**WHAT TO PRODUCE:**
Every line that contains the word "profesori" should be copied out.

# # # # # # #

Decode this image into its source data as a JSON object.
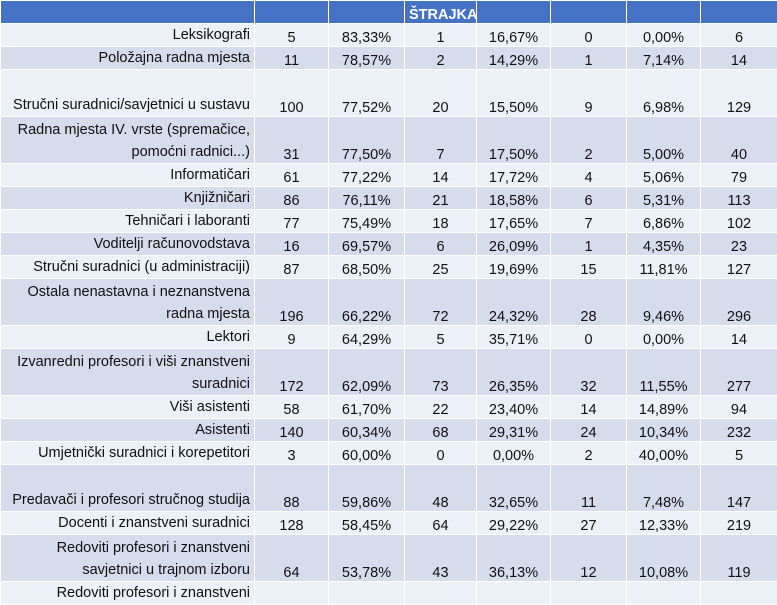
{
  "header": [
    "",
    "",
    "",
    "ŠTRAJKA",
    "",
    "",
    "",
    ""
  ],
  "rows": [
    {
      "label": "Leksikografi",
      "cells": [
        "5",
        "83,33%",
        "1",
        "16,67%",
        "0",
        "0,00%",
        "6"
      ]
    },
    {
      "label": "Položajna radna mjesta",
      "cells": [
        "11",
        "78,57%",
        "2",
        "14,29%",
        "1",
        "7,14%",
        "14"
      ]
    },
    {
      "label": "Stručni suradnici/savjetnici u sustavu",
      "cells": [
        "100",
        "77,52%",
        "20",
        "15,50%",
        "9",
        "6,98%",
        "129"
      ]
    },
    {
      "label": "Radna mjesta IV. vrste (spremačice, pomoćni radnici...)",
      "cells": [
        "31",
        "77,50%",
        "7",
        "17,50%",
        "2",
        "5,00%",
        "40"
      ]
    },
    {
      "label": "Informatičari",
      "cells": [
        "61",
        "77,22%",
        "14",
        "17,72%",
        "4",
        "5,06%",
        "79"
      ]
    },
    {
      "label": "Knjižničari",
      "cells": [
        "86",
        "76,11%",
        "21",
        "18,58%",
        "6",
        "5,31%",
        "113"
      ]
    },
    {
      "label": "Tehničari i laboranti",
      "cells": [
        "77",
        "75,49%",
        "18",
        "17,65%",
        "7",
        "6,86%",
        "102"
      ]
    },
    {
      "label": "Voditelji računovodstava",
      "cells": [
        "16",
        "69,57%",
        "6",
        "26,09%",
        "1",
        "4,35%",
        "23"
      ]
    },
    {
      "label": "Stručni suradnici (u administraciji)",
      "cells": [
        "87",
        "68,50%",
        "25",
        "19,69%",
        "15",
        "11,81%",
        "127"
      ]
    },
    {
      "label": "Ostala nenastavna i neznanstvena radna mjesta",
      "cells": [
        "196",
        "66,22%",
        "72",
        "24,32%",
        "28",
        "9,46%",
        "296"
      ]
    },
    {
      "label": "Lektori",
      "cells": [
        "9",
        "64,29%",
        "5",
        "35,71%",
        "0",
        "0,00%",
        "14"
      ]
    },
    {
      "label": "Izvanredni profesori i viši znanstveni suradnici",
      "cells": [
        "172",
        "62,09%",
        "73",
        "26,35%",
        "32",
        "11,55%",
        "277"
      ]
    },
    {
      "label": "Viši asistenti",
      "cells": [
        "58",
        "61,70%",
        "22",
        "23,40%",
        "14",
        "14,89%",
        "94"
      ]
    },
    {
      "label": "Asistenti",
      "cells": [
        "140",
        "60,34%",
        "68",
        "29,31%",
        "24",
        "10,34%",
        "232"
      ]
    },
    {
      "label": "Umjetnički suradnici i korepetitori",
      "cells": [
        "3",
        "60,00%",
        "0",
        "0,00%",
        "2",
        "40,00%",
        "5"
      ]
    },
    {
      "label": "Predavači i profesori stručnog studija",
      "cells": [
        "88",
        "59,86%",
        "48",
        "32,65%",
        "11",
        "7,48%",
        "147"
      ]
    },
    {
      "label": "Docenti i znanstveni suradnici",
      "cells": [
        "128",
        "58,45%",
        "64",
        "29,22%",
        "27",
        "12,33%",
        "219"
      ]
    },
    {
      "label": "Redoviti profesori i znanstveni savjetnici u trajnom izboru",
      "cells": [
        "64",
        "53,78%",
        "43",
        "36,13%",
        "12",
        "10,08%",
        "119"
      ]
    },
    {
      "label": "Redoviti profesori i znanstveni",
      "cells": [
        "",
        "",
        "",
        "",
        "",
        "",
        ""
      ]
    }
  ]
}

# # # # # # #

**SOLUTION:**
      "label": "Izvanredni profesori i viši znanstveni suradnici",
      "label": "Predavači i profesori stručnog studija",
      "label": "Redoviti profesori i znanstveni savjetnici u trajnom izboru",
      "label": "Redoviti profesori i znanstveni",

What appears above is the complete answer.